start

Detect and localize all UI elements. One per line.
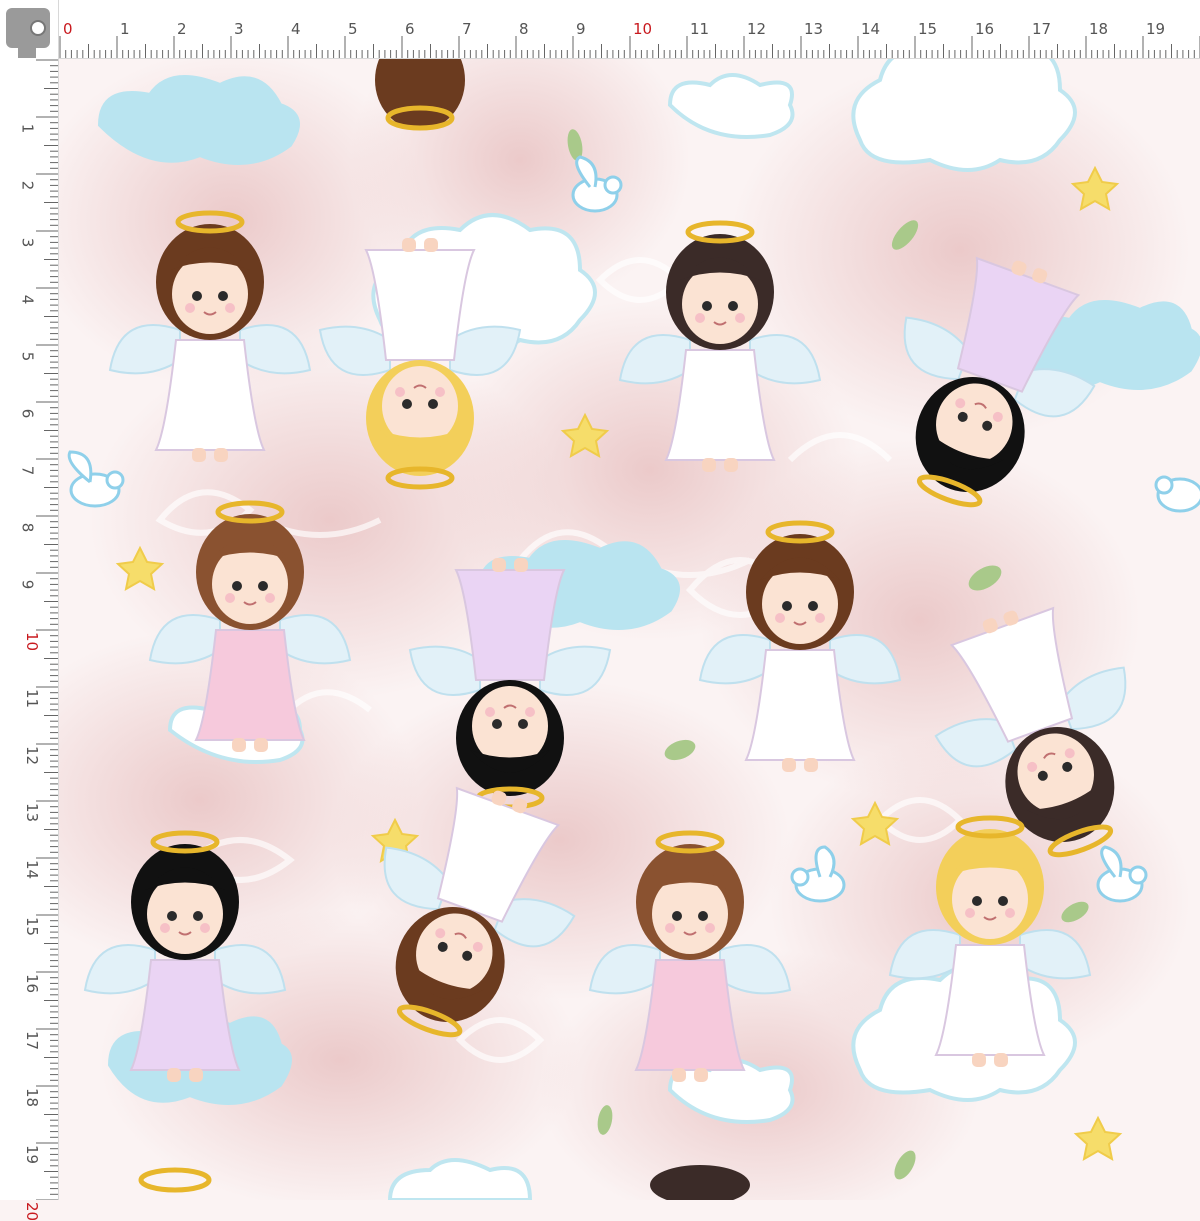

end
start

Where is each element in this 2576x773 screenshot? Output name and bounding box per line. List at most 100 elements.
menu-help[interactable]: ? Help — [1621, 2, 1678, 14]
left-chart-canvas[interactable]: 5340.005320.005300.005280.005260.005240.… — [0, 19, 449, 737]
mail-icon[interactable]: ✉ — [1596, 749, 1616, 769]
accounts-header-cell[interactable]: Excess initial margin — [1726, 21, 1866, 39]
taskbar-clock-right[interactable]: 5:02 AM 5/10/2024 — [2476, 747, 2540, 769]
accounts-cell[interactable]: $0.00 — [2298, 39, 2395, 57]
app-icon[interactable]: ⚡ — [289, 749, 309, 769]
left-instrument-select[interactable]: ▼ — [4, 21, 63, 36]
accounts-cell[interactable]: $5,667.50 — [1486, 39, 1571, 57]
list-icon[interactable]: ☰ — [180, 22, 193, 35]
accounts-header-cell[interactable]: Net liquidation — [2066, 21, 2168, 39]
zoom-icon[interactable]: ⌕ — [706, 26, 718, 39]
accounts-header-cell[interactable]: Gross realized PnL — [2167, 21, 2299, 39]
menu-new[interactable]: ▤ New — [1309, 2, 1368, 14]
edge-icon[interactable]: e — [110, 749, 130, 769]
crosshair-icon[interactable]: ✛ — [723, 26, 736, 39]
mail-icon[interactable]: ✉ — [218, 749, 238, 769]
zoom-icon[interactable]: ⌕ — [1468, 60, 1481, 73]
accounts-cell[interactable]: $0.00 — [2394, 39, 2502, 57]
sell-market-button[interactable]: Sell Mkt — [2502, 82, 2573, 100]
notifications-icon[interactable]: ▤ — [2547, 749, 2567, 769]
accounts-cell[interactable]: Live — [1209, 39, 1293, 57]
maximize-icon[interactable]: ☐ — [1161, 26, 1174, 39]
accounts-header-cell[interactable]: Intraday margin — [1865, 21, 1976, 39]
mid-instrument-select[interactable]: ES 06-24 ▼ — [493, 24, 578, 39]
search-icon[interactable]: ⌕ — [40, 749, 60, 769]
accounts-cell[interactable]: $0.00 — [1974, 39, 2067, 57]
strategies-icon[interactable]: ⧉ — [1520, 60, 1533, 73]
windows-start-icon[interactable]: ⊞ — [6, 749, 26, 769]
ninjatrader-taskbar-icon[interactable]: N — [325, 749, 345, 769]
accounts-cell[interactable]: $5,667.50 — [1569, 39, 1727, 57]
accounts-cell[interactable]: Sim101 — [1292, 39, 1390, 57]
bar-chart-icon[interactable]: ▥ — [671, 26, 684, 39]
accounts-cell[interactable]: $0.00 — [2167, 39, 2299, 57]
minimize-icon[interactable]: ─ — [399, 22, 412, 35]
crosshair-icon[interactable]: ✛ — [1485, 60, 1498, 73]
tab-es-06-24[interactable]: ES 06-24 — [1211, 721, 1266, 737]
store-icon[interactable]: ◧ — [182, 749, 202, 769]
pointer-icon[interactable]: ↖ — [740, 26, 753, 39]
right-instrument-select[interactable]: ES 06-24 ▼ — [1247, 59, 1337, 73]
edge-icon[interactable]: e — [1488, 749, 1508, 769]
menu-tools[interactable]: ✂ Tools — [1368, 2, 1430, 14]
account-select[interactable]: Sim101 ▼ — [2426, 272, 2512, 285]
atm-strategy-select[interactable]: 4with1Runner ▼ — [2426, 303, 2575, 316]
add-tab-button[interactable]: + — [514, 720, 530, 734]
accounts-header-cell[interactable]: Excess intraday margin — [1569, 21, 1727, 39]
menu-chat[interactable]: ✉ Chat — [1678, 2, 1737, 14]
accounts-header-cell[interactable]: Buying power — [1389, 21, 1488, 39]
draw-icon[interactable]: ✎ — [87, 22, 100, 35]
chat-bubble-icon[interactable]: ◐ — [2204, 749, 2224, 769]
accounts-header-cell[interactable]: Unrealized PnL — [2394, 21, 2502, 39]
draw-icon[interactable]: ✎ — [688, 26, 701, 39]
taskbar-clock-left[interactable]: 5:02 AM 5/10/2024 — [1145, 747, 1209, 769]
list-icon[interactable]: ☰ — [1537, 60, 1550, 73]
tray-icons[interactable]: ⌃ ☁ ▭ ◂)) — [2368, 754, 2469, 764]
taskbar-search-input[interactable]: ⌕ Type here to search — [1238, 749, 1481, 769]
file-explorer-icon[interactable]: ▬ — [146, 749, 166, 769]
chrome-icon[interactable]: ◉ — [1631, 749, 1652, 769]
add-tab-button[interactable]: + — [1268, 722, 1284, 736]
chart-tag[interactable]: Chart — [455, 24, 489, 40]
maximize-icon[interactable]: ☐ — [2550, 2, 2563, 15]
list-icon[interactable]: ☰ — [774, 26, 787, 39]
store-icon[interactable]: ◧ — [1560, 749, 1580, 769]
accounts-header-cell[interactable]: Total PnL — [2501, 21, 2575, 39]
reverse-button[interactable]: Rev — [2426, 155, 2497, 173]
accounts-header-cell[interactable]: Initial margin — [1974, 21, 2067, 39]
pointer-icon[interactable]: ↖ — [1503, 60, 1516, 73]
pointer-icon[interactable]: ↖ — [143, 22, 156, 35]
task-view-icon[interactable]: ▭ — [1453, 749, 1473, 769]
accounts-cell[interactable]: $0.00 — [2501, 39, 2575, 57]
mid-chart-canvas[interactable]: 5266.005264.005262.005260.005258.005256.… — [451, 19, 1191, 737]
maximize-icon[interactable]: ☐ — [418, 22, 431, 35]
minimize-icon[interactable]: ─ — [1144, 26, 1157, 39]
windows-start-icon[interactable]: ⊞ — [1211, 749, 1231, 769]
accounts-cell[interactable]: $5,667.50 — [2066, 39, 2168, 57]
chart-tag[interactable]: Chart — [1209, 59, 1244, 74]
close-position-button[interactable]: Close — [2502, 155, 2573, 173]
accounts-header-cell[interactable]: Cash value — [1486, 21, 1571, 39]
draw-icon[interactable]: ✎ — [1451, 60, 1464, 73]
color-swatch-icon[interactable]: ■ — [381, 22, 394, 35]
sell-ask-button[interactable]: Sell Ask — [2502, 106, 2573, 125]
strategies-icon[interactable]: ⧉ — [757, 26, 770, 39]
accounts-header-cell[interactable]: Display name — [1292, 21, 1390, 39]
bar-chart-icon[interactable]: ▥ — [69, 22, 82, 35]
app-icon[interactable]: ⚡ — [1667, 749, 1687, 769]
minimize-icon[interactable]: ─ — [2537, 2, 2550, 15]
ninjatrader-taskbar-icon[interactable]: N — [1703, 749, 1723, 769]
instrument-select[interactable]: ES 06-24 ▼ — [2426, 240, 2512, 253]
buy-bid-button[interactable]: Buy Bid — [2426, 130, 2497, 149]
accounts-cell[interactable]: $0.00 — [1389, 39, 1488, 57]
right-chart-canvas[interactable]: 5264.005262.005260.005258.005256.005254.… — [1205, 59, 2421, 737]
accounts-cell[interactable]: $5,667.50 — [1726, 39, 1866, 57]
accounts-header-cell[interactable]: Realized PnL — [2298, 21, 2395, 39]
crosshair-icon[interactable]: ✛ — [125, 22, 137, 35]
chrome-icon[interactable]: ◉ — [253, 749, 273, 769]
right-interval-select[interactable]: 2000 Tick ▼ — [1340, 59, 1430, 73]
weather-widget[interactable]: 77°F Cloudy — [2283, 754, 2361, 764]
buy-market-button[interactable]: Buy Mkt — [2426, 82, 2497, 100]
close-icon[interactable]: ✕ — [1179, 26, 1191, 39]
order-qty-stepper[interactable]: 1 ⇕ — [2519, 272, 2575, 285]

end
start

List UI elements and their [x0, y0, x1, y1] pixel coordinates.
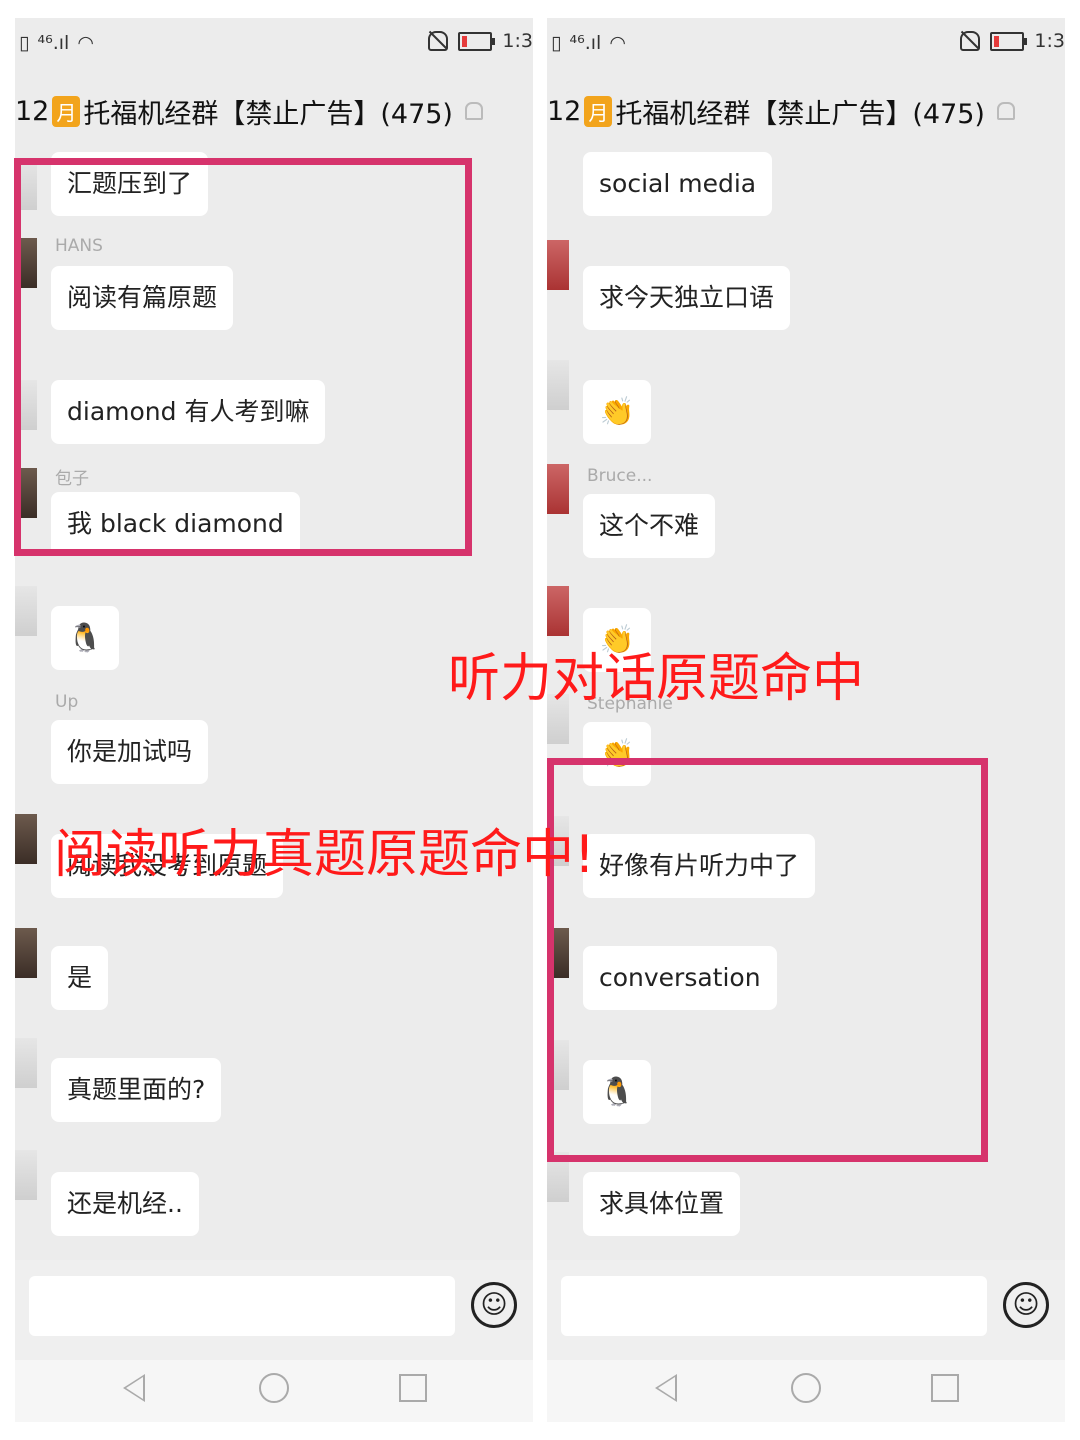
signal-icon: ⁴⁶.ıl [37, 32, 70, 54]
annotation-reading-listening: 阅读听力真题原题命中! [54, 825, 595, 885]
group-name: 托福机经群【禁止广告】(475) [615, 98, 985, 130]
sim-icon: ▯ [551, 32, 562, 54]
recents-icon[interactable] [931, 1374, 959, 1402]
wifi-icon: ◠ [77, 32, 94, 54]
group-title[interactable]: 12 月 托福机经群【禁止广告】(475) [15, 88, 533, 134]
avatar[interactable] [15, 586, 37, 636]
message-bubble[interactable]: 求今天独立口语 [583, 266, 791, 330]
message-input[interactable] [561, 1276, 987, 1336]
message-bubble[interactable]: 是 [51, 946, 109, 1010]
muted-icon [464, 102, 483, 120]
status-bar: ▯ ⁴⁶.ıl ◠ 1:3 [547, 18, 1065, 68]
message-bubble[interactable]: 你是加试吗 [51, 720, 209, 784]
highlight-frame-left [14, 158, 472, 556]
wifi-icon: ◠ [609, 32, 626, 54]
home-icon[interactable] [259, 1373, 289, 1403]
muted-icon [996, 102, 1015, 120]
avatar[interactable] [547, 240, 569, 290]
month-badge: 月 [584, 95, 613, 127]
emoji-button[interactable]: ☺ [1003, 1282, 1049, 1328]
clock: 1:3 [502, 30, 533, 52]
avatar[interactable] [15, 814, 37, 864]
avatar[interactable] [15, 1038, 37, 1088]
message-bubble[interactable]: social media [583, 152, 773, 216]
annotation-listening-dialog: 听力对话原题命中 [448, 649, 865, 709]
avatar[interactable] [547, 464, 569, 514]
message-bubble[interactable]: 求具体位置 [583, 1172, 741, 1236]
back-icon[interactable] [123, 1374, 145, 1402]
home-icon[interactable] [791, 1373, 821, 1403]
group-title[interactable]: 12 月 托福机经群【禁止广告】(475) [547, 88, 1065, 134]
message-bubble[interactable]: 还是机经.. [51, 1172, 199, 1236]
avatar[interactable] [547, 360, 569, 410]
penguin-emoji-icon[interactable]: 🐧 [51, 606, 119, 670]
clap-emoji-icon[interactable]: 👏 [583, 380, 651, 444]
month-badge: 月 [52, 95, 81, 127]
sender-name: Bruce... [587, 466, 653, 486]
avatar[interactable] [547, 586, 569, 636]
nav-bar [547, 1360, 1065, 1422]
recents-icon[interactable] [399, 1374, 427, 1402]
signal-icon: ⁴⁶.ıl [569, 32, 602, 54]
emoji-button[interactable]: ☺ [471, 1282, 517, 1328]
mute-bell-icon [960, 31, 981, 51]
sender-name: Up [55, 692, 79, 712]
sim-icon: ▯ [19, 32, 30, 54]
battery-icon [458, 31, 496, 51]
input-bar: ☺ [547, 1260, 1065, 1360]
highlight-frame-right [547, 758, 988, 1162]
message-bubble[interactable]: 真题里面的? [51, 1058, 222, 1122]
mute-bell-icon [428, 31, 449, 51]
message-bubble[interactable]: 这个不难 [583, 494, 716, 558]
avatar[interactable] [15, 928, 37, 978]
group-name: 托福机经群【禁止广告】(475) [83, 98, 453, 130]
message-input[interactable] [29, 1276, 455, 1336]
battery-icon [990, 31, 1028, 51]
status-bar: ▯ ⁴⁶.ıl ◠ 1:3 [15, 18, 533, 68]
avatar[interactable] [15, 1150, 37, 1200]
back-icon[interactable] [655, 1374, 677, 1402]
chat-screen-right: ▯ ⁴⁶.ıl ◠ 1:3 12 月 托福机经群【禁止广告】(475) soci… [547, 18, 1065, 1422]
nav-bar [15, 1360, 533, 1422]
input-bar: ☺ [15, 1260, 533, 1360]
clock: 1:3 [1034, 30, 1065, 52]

end

▸ Instructions to follow: Please convert the part that opens with the line containing "List UI elements" and closes with the line containing "sim-icon: ▯ [551, 32, 562, 54]" into a two-column CSV with the columns input and output, one row for each text and its answer, with each field quoted and line breaks turned into spaces. Leave the pictures out.

▸ Task response:
input,output
"List UI elements and their [x0, y0, x1, y1] pixel coordinates.","signal-icon: ⁴⁶.ıl [37, 32, 70, 54] annotation-reading-listening: 阅读听力真题原题命中! [54, 825, 595, 885] group-name: 托福机经群【禁止广告】(475) [615, 98, 985, 130] sim-icon: ▯ [551, 32, 562, 54]"